── Data shown
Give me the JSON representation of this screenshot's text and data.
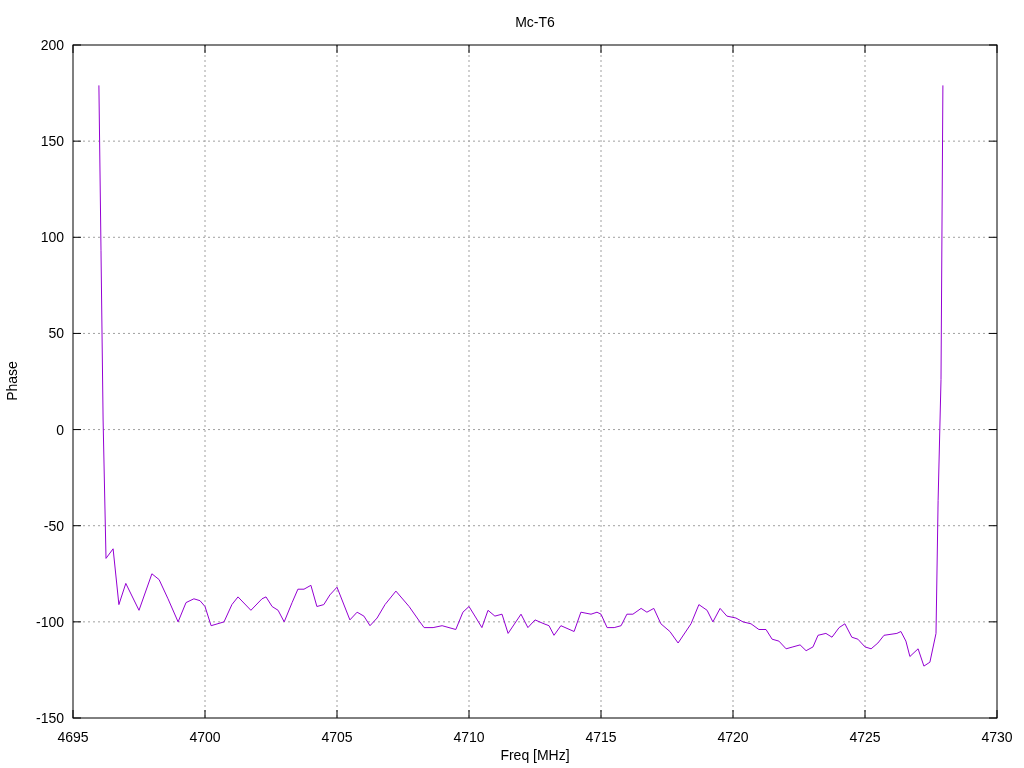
{
  "chart_data": {
    "type": "line",
    "title": "Mc-T6",
    "xlabel": "Freq [MHz]",
    "ylabel": "Phase",
    "x": [
      4695.98,
      4696.06,
      4696.14,
      4696.25,
      4696.52,
      4696.74,
      4697.0,
      4697.5,
      4697.99,
      4698.26,
      4698.6,
      4698.98,
      4699.28,
      4699.58,
      4699.81,
      4700.0,
      4700.23,
      4700.72,
      4701.02,
      4701.25,
      4701.74,
      4702.16,
      4702.31,
      4702.54,
      4702.77,
      4703.0,
      4703.3,
      4703.52,
      4703.75,
      4704.01,
      4704.24,
      4704.5,
      4704.73,
      4705.0,
      4705.49,
      4705.76,
      4706.02,
      4706.25,
      4706.52,
      4706.82,
      4707.23,
      4707.73,
      4708.14,
      4708.3,
      4708.64,
      4708.98,
      4709.5,
      4709.77,
      4710.0,
      4710.27,
      4710.49,
      4710.72,
      4710.98,
      4711.25,
      4711.48,
      4711.97,
      4712.23,
      4712.5,
      4712.84,
      4713.03,
      4713.22,
      4713.48,
      4713.98,
      4714.24,
      4714.62,
      4714.85,
      4715.0,
      4715.23,
      4715.5,
      4715.76,
      4715.98,
      4716.21,
      4716.52,
      4716.74,
      4717.0,
      4717.27,
      4717.61,
      4717.92,
      4718.41,
      4718.71,
      4719.02,
      4719.24,
      4719.51,
      4719.77,
      4720.11,
      4720.38,
      4720.68,
      4720.98,
      4721.25,
      4721.48,
      4721.74,
      4722.01,
      4722.27,
      4722.54,
      4722.77,
      4723.03,
      4723.22,
      4723.52,
      4723.75,
      4724.02,
      4724.24,
      4724.5,
      4724.73,
      4725.0,
      4725.23,
      4725.49,
      4725.72,
      4726.21,
      4726.36,
      4726.55,
      4726.7,
      4727.01,
      4727.23,
      4727.46,
      4727.69,
      4727.77,
      4727.88,
      4727.95
    ],
    "series": [
      {
        "color": "#9400d3",
        "values": [
          179,
          93,
          5,
          -67,
          -62,
          -91,
          -80,
          -94,
          -75,
          -78,
          -88,
          -100,
          -90,
          -88,
          -89,
          -92,
          -102,
          -100,
          -91,
          -87,
          -94,
          -88,
          -87,
          -92,
          -94,
          -100,
          -90,
          -83,
          -83,
          -81,
          -92,
          -91,
          -86,
          -82,
          -99,
          -95,
          -97,
          -102,
          -98,
          -91,
          -84,
          -92,
          -100,
          -103,
          -103,
          -102,
          -104,
          -95,
          -92,
          -98,
          -103,
          -94,
          -97,
          -96,
          -106,
          -96,
          -103,
          -99,
          -101,
          -102,
          -107,
          -102,
          -105,
          -95,
          -96,
          -95,
          -96,
          -103,
          -103,
          -102,
          -96,
          -96,
          -93,
          -95,
          -93,
          -101,
          -105,
          -111,
          -101,
          -91,
          -94,
          -100,
          -93,
          -97,
          -98,
          -100,
          -101,
          -104,
          -104,
          -109,
          -110,
          -114,
          -113,
          -112,
          -115,
          -113,
          -107,
          -106,
          -108,
          -103,
          -101,
          -108,
          -109,
          -113,
          -114,
          -111,
          -107,
          -106,
          -105,
          -110,
          -118,
          -114,
          -123,
          -121,
          -106,
          -37,
          26,
          179
        ]
      }
    ],
    "grid": true,
    "xlim": [
      4695,
      4730
    ],
    "ylim": [
      -150,
      200
    ],
    "xticks": [
      4695,
      4700,
      4705,
      4710,
      4715,
      4720,
      4725,
      4730
    ],
    "yticks": [
      -150,
      -100,
      -50,
      0,
      50,
      100,
      150,
      200
    ]
  }
}
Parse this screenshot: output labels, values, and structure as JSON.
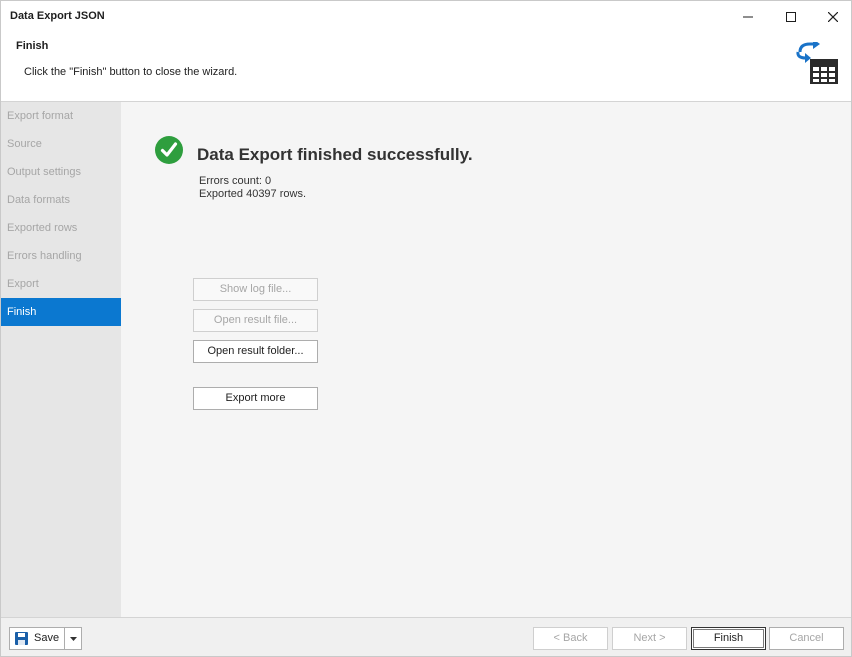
{
  "window": {
    "title": "Data Export JSON",
    "controls": {
      "minimize": "–",
      "maximize": "☐",
      "close": "✕"
    }
  },
  "header": {
    "title": "Finish",
    "subtitle": "Click the \"Finish\" button to close the wizard.",
    "icon": "export-table-icon"
  },
  "sidebar": {
    "items": [
      {
        "label": "Export format",
        "active": false
      },
      {
        "label": "Source",
        "active": false
      },
      {
        "label": "Output settings",
        "active": false
      },
      {
        "label": "Data formats",
        "active": false
      },
      {
        "label": "Exported rows",
        "active": false
      },
      {
        "label": "Errors handling",
        "active": false
      },
      {
        "label": "Export",
        "active": false
      },
      {
        "label": "Finish",
        "active": true
      }
    ]
  },
  "result": {
    "icon": "success-check-icon",
    "title": "Data Export finished successfully.",
    "errors_count": "Errors count: 0",
    "exported_rows": "Exported 40397 rows."
  },
  "actions": {
    "show_log": {
      "label": "Show log file...",
      "enabled": false
    },
    "open_result_file": {
      "label": "Open result file...",
      "enabled": false
    },
    "open_result_folder": {
      "label": "Open result folder...",
      "enabled": true
    },
    "export_more": {
      "label": "Export more",
      "enabled": true
    }
  },
  "footer": {
    "save_label": "Save",
    "back_label": "< Back",
    "next_label": "Next >",
    "finish_label": "Finish",
    "cancel_label": "Cancel"
  },
  "colors": {
    "accent": "#0b78d0",
    "success": "#2e9e3e",
    "disabled_text": "#a6a6a6"
  }
}
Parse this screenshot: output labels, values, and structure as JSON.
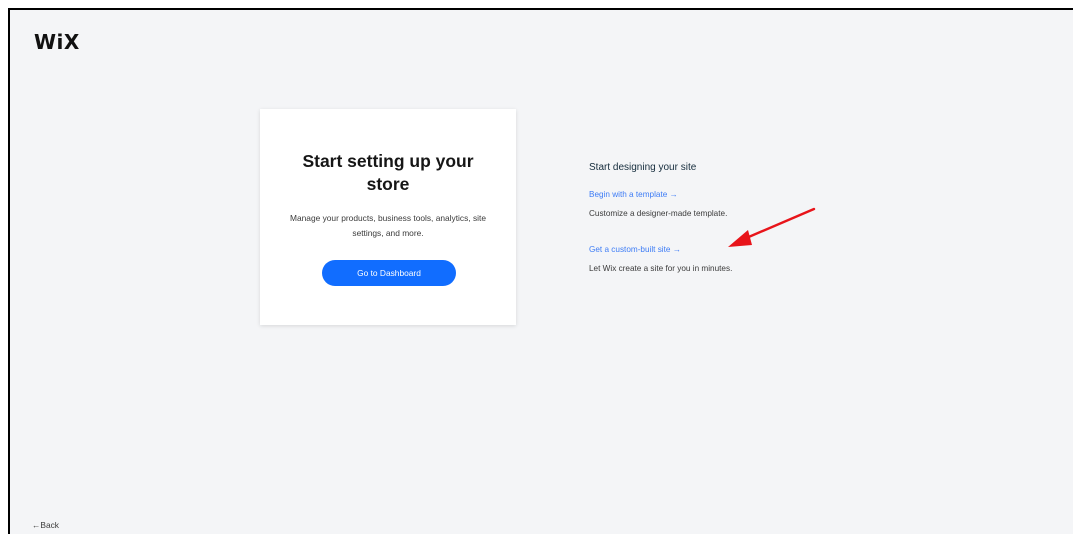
{
  "header": {
    "logo": "WiX"
  },
  "card": {
    "title": "Start setting up your store",
    "description": "Manage your products, business tools, analytics, site settings, and more.",
    "button_label": "Go to Dashboard"
  },
  "design": {
    "title": "Start designing your site",
    "options": [
      {
        "link": "Begin with a template →",
        "description": "Customize a designer-made template."
      },
      {
        "link": "Get a custom-built site →",
        "description": "Let Wix create a site for you in minutes."
      }
    ]
  },
  "footer": {
    "back_label": "←Back"
  },
  "colors": {
    "accent": "#116dff",
    "link": "#3d7cf6",
    "background": "#f4f5f7",
    "annotation_arrow": "#e8141a"
  },
  "annotation": {
    "icon": "red-arrow-icon"
  }
}
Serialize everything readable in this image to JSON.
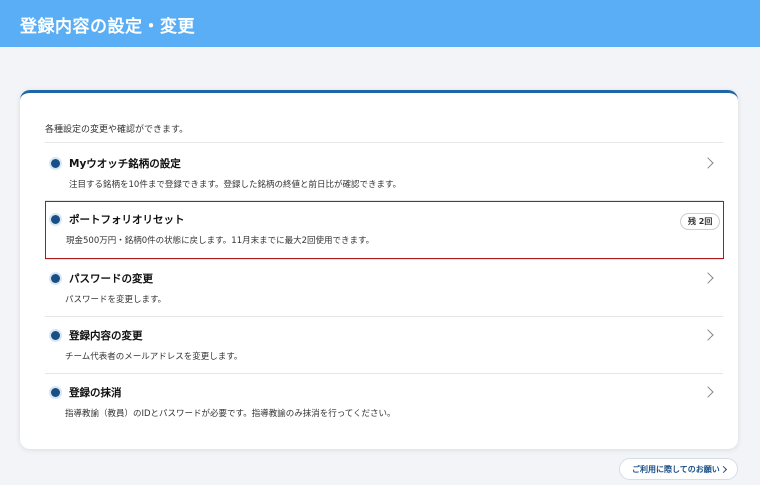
{
  "header": {
    "title": "登録内容の設定・変更"
  },
  "intro": "各種設定の変更や確認ができます。",
  "items": [
    {
      "title": "Myウオッチ銘柄の設定",
      "desc": "注目する銘柄を10件まで登録できます。登録した銘柄の終値と前日比が確認できます。",
      "icon": "chevron-right-icon"
    },
    {
      "title": "ポートフォリオリセット",
      "desc": "現金500万円・銘柄0件の状態に戻します。11月末までに最大2回使用できます。",
      "badge": "残 2回"
    },
    {
      "title": "パスワードの変更",
      "desc": "パスワードを変更します。",
      "icon": "chevron-right-icon"
    },
    {
      "title": "登録内容の変更",
      "desc": "チーム代表者のメールアドレスを変更します。",
      "icon": "chevron-right-icon"
    },
    {
      "title": "登録の抹消",
      "desc": "指導教諭（教員）のIDとパスワードが必要です。指導教諭のみ抹消を行ってください。",
      "icon": "chevron-right-icon"
    }
  ],
  "footer": {
    "help_label": "ご利用に際してのお願い"
  },
  "colors": {
    "header_bg": "#5aaef5",
    "accent": "#1a4f86",
    "highlight_border": "#b3141c"
  }
}
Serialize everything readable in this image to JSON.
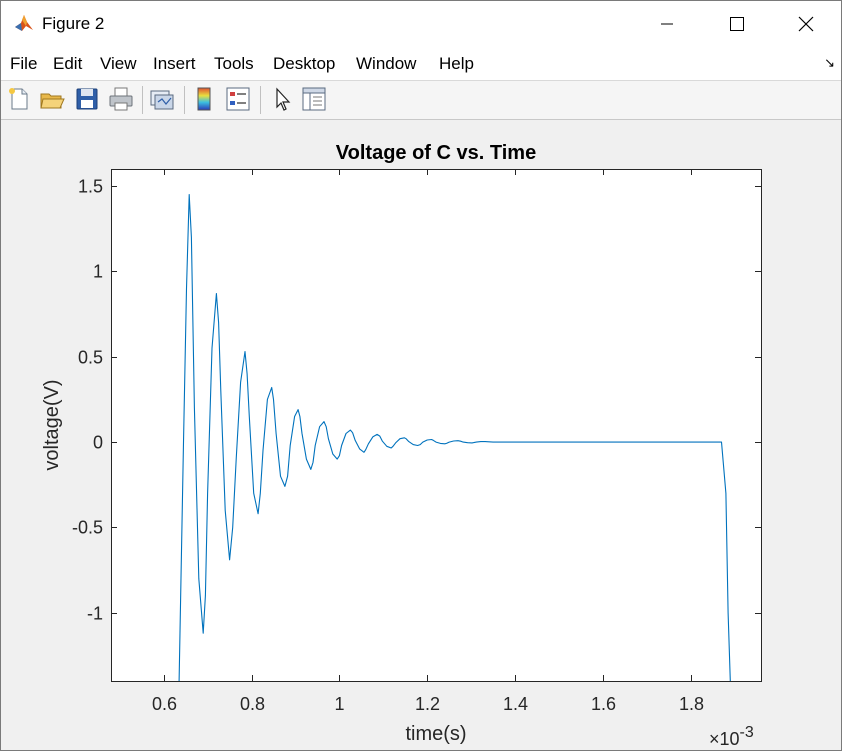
────
Every entry must be reproduced exactly, with the images left out.

Give me the JSON representation of this screenshot's text and data.
{
  "chart_data": {
    "type": "line",
    "title": "Mc-T6",
    "xlabel": "Freq [MHz]",
    "ylabel": "Phase",
    "x": [
      4695.98,
      4696.06,
      4696.14,
      4696.25,
      4696.52,
      4696.74,
      4697.0,
      4697.5,
      4697.99,
      4698.26,
      4698.6,
      4698.98,
      4699.28,
      4699.58,
      4699.81,
      4700.0,
      4700.23,
      4700.72,
      4701.02,
      4701.25,
      4701.74,
      4702.16,
      4702.31,
      4702.54,
      4702.77,
      4703.0,
      4703.3,
      4703.52,
      4703.75,
      4704.01,
      4704.24,
      4704.5,
      4704.73,
      4705.0,
      4705.49,
      4705.76,
      4706.02,
      4706.25,
      4706.52,
      4706.82,
      4707.23,
      4707.73,
      4708.14,
      4708.3,
      4708.64,
      4708.98,
      4709.5,
      4709.77,
      4710.0,
      4710.27,
      4710.49,
      4710.72,
      4710.98,
      4711.25,
      4711.48,
      4711.97,
      4712.23,
      4712.5,
      4712.84,
      4713.03,
      4713.22,
      4713.48,
      4713.98,
      4714.24,
      4714.62,
      4714.85,
      4715.0,
      4715.23,
      4715.5,
      4715.76,
      4715.98,
      4716.21,
      4716.52,
      4716.74,
      4717.0,
      4717.27,
      4717.61,
      4717.92,
      4718.41,
      4718.71,
      4719.02,
      4719.24,
      4719.51,
      4719.77,
      4720.11,
      4720.38,
      4720.68,
      4720.98,
      4721.25,
      4721.48,
      4721.74,
      4722.01,
      4722.27,
      4722.54,
      4722.77,
      4723.03,
      4723.22,
      4723.52,
      4723.75,
      4724.02,
      4724.24,
      4724.5,
      4724.73,
      4725.0,
      4725.23,
      4725.49,
      4725.72,
      4726.21,
      4726.36,
      4726.55,
      4726.7,
      4727.01,
      4727.23,
      4727.46,
      4727.69,
      4727.77,
      4727.88,
      4727.95
    ],
    "series": [
      {
        "color": "#9400d3",
        "values": [
          179,
          93,
          5,
          -67,
          -62,
          -91,
          -80,
          -94,
          -75,
          -78,
          -88,
          -100,
          -90,
          -88,
          -89,
          -92,
          -102,
          -100,
          -91,
          -87,
          -94,
          -88,
          -87,
          -92,
          -94,
          -100,
          -90,
          -83,
          -83,
          -81,
          -92,
          -91,
          -86,
          -82,
          -99,
          -95,
          -97,
          -102,
          -98,
          -91,
          -84,
          -92,
          -100,
          -103,
          -103,
          -102,
          -104,
          -95,
          -92,
          -98,
          -103,
          -94,
          -97,
          -96,
          -106,
          -96,
          -103,
          -99,
          -101,
          -102,
          -107,
          -102,
          -105,
          -95,
          -96,
          -95,
          -96,
          -103,
          -103,
          -102,
          -96,
          -96,
          -93,
          -95,
          -93,
          -101,
          -105,
          -111,
          -101,
          -91,
          -94,
          -100,
          -93,
          -97,
          -98,
          -100,
          -101,
          -104,
          -104,
          -109,
          -110,
          -114,
          -113,
          -112,
          -115,
          -113,
          -107,
          -106,
          -108,
          -103,
          -101,
          -108,
          -109,
          -113,
          -114,
          -111,
          -107,
          -106,
          -105,
          -110,
          -118,
          -114,
          -123,
          -121,
          -106,
          -37,
          26,
          179
        ]
      }
    ],
    "grid": true,
    "xlim": [
      4695,
      4730
    ],
    "ylim": [
      -150,
      200
    ],
    "xticks": [
      4695,
      4700,
      4705,
      4710,
      4715,
      4720,
      4725,
      4730
    ],
    "yticks": [
      -150,
      -100,
      -50,
      0,
      50,
      100,
      150,
      200
    ]
  }
}
Parse this screenshot: output labels, values, and structure as JSON.
{
  "window": {
    "title": "Data Export JSON",
    "controls": {
      "minimize": "–",
      "maximize": "☐",
      "close": "✕"
    }
  },
  "header": {
    "title": "Finish",
    "subtitle": "Click the \"Finish\" button to close the wizard.",
    "icon": "export-table-icon"
  },
  "sidebar": {
    "items": [
      {
        "label": "Export format",
        "active": false
      },
      {
        "label": "Source",
        "active": false
      },
      {
        "label": "Output settings",
        "active": false
      },
      {
        "label": "Data formats",
        "active": false
      },
      {
        "label": "Exported rows",
        "active": false
      },
      {
        "label": "Errors handling",
        "active": false
      },
      {
        "label": "Export",
        "active": false
      },
      {
        "label": "Finish",
        "active": true
      }
    ]
  },
  "result": {
    "icon": "success-check-icon",
    "title": "Data Export finished successfully.",
    "errors_count": "Errors count: 0",
    "exported_rows": "Exported 40397 rows."
  },
  "actions": {
    "show_log": {
      "label": "Show log file...",
      "enabled": false
    },
    "open_result_file": {
      "label": "Open result file...",
      "enabled": false
    },
    "open_result_folder": {
      "label": "Open result folder...",
      "enabled": true
    },
    "export_more": {
      "label": "Export more",
      "enabled": true
    }
  },
  "footer": {
    "save_label": "Save",
    "back_label": "< Back",
    "next_label": "Next >",
    "finish_label": "Finish",
    "cancel_label": "Cancel"
  },
  "colors": {
    "accent": "#0b78d0",
    "success": "#2e9e3e",
    "disabled_text": "#a6a6a6"
  }
}
Parse this screenshot: output labels, values, and structure as JSON.
{
  "header": {
    "logo": "WiX"
  },
  "card": {
    "title": "Start setting up your store",
    "description": "Manage your products, business tools, analytics, site settings, and more.",
    "button_label": "Go to Dashboard"
  },
  "design": {
    "title": "Start designing your site",
    "options": [
      {
        "link": "Begin with a template →",
        "description": "Customize a designer-made template."
      },
      {
        "link": "Get a custom-built site →",
        "description": "Let Wix create a site for you in minutes."
      }
    ]
  },
  "footer": {
    "back_label": "←Back"
  },
  "colors": {
    "accent": "#116dff",
    "link": "#3d7cf6",
    "background": "#f4f5f7",
    "annotation_arrow": "#e8141a"
  },
  "annotation": {
    "icon": "red-arrow-icon"
  }
}
Serialize everything readable in this image to JSON.
{
  "header": {
    "title": "登録内容の設定・変更"
  },
  "intro": "各種設定の変更や確認ができます。",
  "items": [
    {
      "title": "Myウオッチ銘柄の設定",
      "desc": "注目する銘柄を10件まで登録できます。登録した銘柄の終値と前日比が確認できます。",
      "icon": "chevron-right-icon"
    },
    {
      "title": "ポートフォリオリセット",
      "desc": "現金500万円・銘柄0件の状態に戻します。11月末までに最大2回使用できます。",
      "badge": "残 2回"
    },
    {
      "title": "パスワードの変更",
      "desc": "パスワードを変更します。",
      "icon": "chevron-right-icon"
    },
    {
      "title": "登録内容の変更",
      "desc": "チーム代表者のメールアドレスを変更します。",
      "icon": "chevron-right-icon"
    },
    {
      "title": "登録の抹消",
      "desc": "指導教諭（教員）のIDとパスワードが必要です。指導教諭のみ抹消を行ってください。",
      "icon": "chevron-right-icon"
    }
  ],
  "footer": {
    "help_label": "ご利用に際してのお願い"
  },
  "colors": {
    "header_bg": "#5aaef5",
    "accent": "#1a4f86",
    "highlight_border": "#b3141c"
  }
}
Serialize everything readable in this image to JSON.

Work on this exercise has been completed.